***** Data provided *****

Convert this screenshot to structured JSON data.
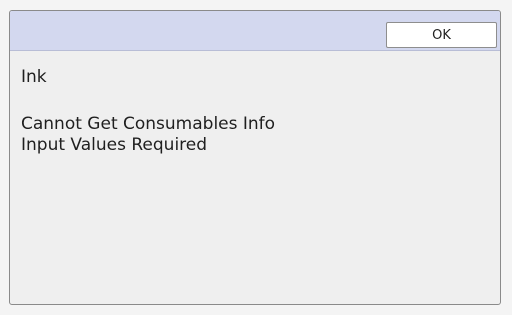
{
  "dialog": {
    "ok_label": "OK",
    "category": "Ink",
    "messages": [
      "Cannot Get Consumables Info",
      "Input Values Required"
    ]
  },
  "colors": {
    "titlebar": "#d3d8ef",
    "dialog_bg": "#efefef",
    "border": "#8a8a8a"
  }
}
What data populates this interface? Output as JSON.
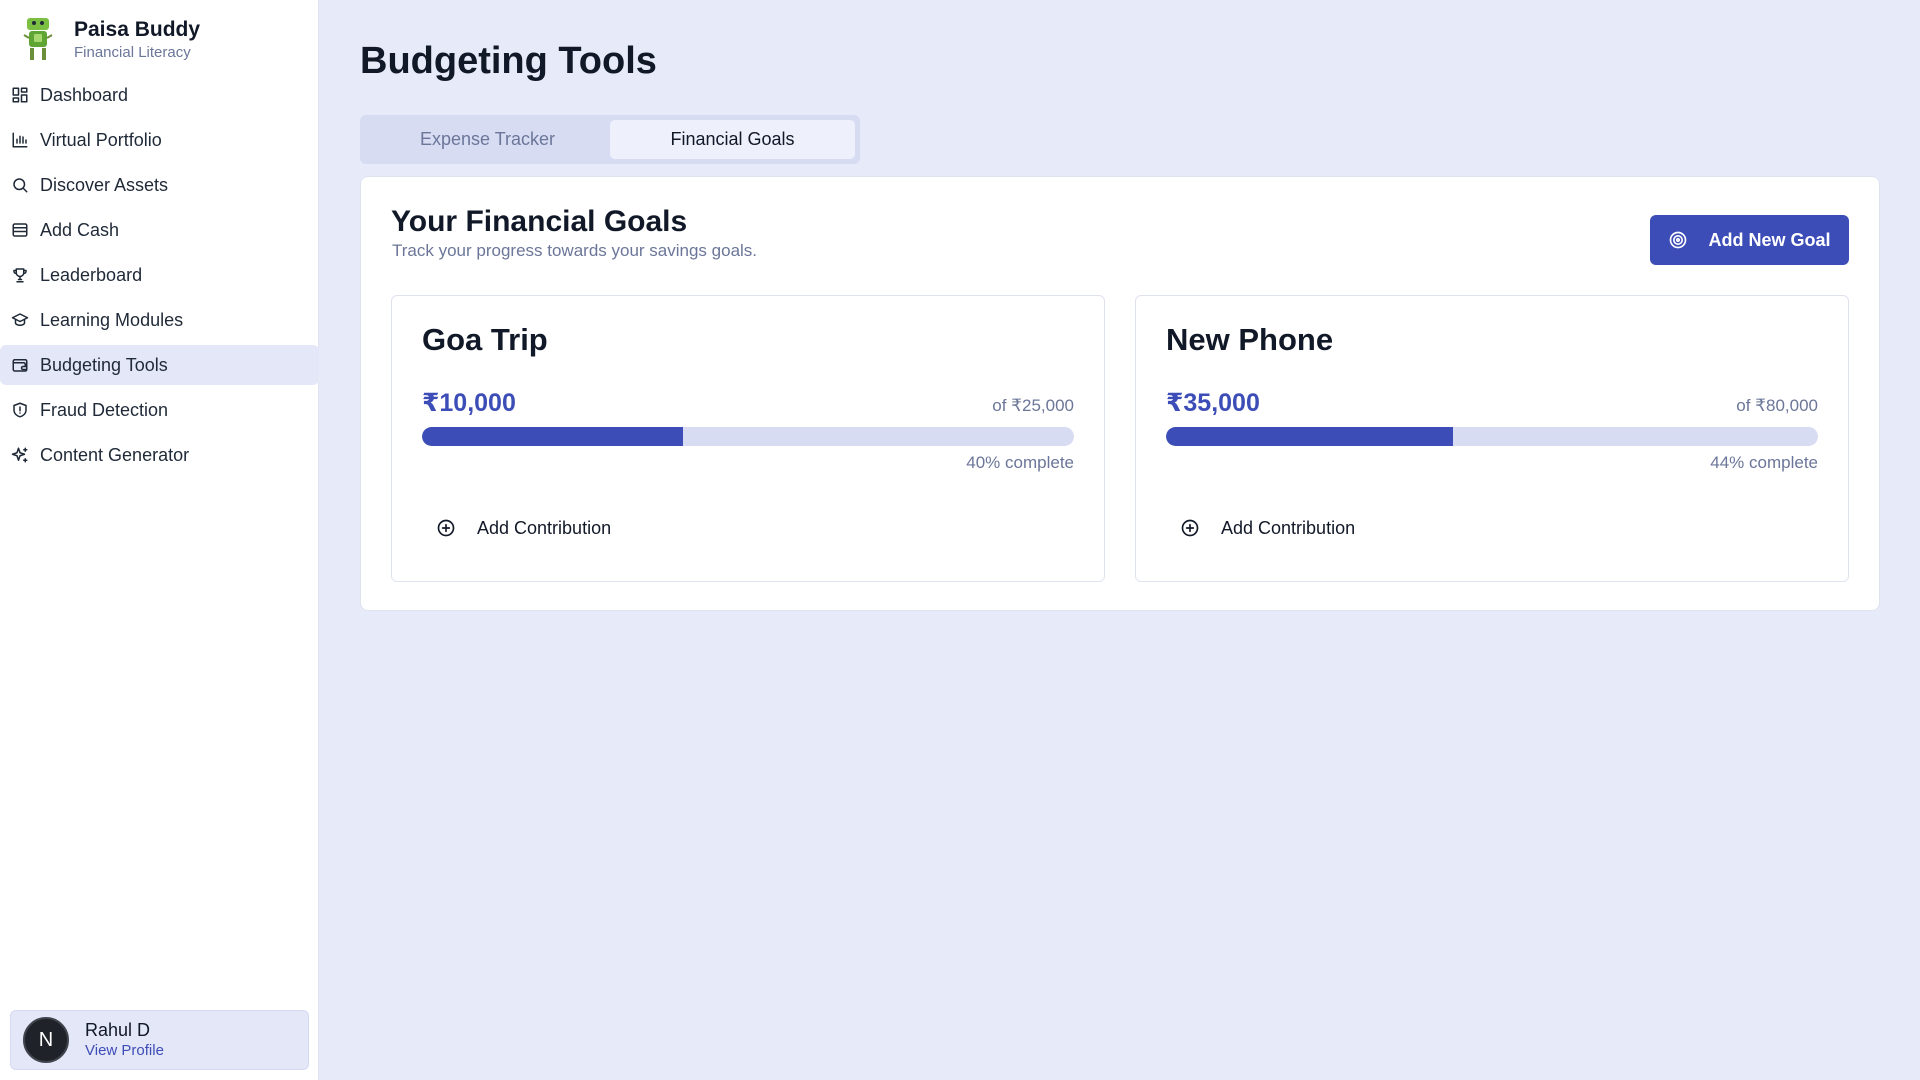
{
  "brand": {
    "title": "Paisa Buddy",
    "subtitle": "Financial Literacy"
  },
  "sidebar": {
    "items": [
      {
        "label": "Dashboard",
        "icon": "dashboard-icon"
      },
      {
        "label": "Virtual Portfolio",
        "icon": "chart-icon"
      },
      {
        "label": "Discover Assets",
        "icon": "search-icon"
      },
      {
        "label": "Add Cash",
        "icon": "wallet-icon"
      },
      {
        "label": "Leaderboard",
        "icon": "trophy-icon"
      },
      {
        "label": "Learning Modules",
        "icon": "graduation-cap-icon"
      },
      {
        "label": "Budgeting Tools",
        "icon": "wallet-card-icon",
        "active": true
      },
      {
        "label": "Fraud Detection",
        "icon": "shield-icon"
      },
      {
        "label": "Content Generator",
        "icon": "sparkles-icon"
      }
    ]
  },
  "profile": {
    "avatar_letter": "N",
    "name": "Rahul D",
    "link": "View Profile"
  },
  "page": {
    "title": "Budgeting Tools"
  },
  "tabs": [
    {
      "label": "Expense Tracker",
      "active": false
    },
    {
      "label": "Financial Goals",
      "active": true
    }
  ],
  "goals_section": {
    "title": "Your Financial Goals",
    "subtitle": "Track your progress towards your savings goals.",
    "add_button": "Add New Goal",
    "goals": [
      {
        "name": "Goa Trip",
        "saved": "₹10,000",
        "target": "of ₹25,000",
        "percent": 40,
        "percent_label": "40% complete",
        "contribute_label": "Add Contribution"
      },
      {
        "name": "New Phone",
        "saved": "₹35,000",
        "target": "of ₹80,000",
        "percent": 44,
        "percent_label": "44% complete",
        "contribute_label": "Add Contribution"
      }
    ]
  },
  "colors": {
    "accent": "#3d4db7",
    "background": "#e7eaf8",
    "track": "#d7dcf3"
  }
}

*****

> Instruction:
Say only how many lines in the records carry the word "subtitle".

> Expected answer:
2